─── Given records ───

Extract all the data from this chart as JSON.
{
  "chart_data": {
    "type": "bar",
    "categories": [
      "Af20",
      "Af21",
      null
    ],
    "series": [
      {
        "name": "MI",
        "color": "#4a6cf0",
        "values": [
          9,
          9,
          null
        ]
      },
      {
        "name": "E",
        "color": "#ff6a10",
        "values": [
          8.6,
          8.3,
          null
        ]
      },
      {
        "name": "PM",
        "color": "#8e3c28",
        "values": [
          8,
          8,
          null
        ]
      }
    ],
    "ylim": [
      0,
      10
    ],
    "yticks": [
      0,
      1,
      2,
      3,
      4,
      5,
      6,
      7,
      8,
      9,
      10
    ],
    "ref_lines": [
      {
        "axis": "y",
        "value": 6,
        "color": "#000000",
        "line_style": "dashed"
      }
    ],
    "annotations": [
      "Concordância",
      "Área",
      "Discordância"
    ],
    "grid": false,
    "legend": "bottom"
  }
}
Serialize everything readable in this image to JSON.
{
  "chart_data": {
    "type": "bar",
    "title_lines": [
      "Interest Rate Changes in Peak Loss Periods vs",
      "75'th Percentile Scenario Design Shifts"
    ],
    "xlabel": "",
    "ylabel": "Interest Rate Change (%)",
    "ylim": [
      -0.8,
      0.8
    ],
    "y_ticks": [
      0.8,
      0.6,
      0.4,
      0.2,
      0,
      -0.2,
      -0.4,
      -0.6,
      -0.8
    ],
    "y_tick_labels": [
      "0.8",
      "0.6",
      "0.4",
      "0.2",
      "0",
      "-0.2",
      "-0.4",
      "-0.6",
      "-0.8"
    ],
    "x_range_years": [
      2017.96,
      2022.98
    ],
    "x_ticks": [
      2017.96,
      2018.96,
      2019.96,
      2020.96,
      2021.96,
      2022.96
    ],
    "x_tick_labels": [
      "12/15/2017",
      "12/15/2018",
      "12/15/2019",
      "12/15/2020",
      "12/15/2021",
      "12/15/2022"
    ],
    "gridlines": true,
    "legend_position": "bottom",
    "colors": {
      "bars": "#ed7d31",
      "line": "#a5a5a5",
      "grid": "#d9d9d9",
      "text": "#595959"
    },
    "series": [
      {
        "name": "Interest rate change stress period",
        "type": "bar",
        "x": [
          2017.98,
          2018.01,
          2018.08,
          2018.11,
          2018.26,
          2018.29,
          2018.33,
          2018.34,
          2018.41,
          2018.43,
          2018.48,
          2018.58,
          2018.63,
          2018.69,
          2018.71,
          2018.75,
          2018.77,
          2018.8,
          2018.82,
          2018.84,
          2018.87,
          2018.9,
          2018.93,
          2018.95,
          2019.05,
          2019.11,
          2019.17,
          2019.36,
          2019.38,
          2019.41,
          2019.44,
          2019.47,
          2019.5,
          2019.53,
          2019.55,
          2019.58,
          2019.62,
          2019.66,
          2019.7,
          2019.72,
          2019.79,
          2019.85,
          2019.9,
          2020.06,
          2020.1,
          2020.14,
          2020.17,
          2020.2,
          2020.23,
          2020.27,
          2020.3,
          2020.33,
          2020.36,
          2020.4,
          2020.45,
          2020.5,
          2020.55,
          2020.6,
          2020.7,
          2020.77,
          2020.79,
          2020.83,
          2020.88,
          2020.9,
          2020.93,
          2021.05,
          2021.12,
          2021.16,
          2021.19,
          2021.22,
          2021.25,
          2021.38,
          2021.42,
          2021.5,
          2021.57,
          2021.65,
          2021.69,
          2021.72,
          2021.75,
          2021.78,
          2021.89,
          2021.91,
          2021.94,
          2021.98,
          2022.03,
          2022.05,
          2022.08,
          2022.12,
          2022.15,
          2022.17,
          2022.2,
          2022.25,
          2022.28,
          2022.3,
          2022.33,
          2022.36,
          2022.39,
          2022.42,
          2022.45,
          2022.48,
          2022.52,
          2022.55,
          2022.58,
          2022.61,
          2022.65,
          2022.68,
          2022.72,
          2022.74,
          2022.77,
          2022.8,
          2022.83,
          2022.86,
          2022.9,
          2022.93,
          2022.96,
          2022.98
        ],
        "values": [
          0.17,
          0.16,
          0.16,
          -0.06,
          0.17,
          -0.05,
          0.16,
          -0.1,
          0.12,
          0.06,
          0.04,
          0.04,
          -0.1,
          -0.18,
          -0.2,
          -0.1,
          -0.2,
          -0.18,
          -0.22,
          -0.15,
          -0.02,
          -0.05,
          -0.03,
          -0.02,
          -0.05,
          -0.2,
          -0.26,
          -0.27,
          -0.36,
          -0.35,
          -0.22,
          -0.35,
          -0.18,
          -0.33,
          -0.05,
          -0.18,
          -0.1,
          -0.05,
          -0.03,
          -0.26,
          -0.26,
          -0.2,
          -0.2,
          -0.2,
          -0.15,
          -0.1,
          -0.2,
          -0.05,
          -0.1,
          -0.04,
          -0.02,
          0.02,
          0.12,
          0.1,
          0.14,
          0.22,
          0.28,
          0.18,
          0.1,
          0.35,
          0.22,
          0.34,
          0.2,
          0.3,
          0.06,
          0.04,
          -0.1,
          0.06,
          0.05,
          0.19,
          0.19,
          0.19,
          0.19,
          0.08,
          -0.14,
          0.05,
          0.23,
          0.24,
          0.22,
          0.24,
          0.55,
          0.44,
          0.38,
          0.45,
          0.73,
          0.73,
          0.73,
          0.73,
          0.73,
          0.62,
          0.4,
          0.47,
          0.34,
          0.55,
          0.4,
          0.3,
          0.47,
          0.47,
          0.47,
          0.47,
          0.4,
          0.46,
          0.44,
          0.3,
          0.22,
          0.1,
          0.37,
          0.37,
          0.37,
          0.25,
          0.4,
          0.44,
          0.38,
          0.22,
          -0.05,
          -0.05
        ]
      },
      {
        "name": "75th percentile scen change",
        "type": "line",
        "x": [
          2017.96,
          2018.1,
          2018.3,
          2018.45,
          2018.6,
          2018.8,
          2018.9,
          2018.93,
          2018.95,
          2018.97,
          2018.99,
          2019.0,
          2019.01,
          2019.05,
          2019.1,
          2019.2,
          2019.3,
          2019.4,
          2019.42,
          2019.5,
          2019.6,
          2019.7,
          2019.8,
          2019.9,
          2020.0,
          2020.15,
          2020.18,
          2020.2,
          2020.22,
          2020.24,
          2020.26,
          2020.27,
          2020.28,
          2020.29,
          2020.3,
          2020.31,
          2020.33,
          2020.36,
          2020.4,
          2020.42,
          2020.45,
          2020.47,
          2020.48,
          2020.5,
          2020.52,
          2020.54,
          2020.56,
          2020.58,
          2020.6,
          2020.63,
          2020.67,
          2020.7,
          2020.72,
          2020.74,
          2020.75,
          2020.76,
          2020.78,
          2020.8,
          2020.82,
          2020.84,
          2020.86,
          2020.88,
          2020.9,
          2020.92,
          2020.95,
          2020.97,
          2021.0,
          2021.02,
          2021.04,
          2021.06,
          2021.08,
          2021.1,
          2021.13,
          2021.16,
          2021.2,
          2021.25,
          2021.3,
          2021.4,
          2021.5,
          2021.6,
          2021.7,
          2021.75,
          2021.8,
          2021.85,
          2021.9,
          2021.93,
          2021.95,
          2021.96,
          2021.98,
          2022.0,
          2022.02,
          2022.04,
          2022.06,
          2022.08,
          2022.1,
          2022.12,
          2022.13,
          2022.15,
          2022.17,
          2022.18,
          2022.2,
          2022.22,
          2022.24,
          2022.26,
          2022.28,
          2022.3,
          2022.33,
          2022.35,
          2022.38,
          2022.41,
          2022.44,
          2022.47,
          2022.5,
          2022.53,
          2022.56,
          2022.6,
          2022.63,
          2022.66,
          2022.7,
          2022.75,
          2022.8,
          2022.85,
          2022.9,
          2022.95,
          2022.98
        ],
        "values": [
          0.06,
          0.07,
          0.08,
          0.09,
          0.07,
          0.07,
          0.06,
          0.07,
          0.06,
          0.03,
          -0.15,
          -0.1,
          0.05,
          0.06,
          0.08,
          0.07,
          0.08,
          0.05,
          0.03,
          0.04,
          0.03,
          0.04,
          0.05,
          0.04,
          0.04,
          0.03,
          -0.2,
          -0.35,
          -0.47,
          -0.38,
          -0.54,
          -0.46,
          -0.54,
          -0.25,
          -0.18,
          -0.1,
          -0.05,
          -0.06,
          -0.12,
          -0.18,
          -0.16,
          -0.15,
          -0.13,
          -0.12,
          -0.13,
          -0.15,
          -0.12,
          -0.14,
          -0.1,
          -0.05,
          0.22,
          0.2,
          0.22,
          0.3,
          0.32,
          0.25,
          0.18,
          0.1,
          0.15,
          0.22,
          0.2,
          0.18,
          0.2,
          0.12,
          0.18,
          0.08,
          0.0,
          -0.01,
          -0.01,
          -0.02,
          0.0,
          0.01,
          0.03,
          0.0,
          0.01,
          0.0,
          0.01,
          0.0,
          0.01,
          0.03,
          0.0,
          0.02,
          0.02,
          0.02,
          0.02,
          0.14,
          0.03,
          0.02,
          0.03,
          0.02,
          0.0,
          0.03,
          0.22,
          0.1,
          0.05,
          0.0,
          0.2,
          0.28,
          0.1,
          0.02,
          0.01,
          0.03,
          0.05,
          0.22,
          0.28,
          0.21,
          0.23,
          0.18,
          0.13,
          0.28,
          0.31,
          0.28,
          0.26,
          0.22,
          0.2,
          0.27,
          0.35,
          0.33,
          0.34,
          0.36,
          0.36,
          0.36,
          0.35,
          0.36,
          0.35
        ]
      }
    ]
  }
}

───

**Problem statement:**
Give the number of lines in the material above that have the word "this" in them, and nothing more.

**Exercise result:**
2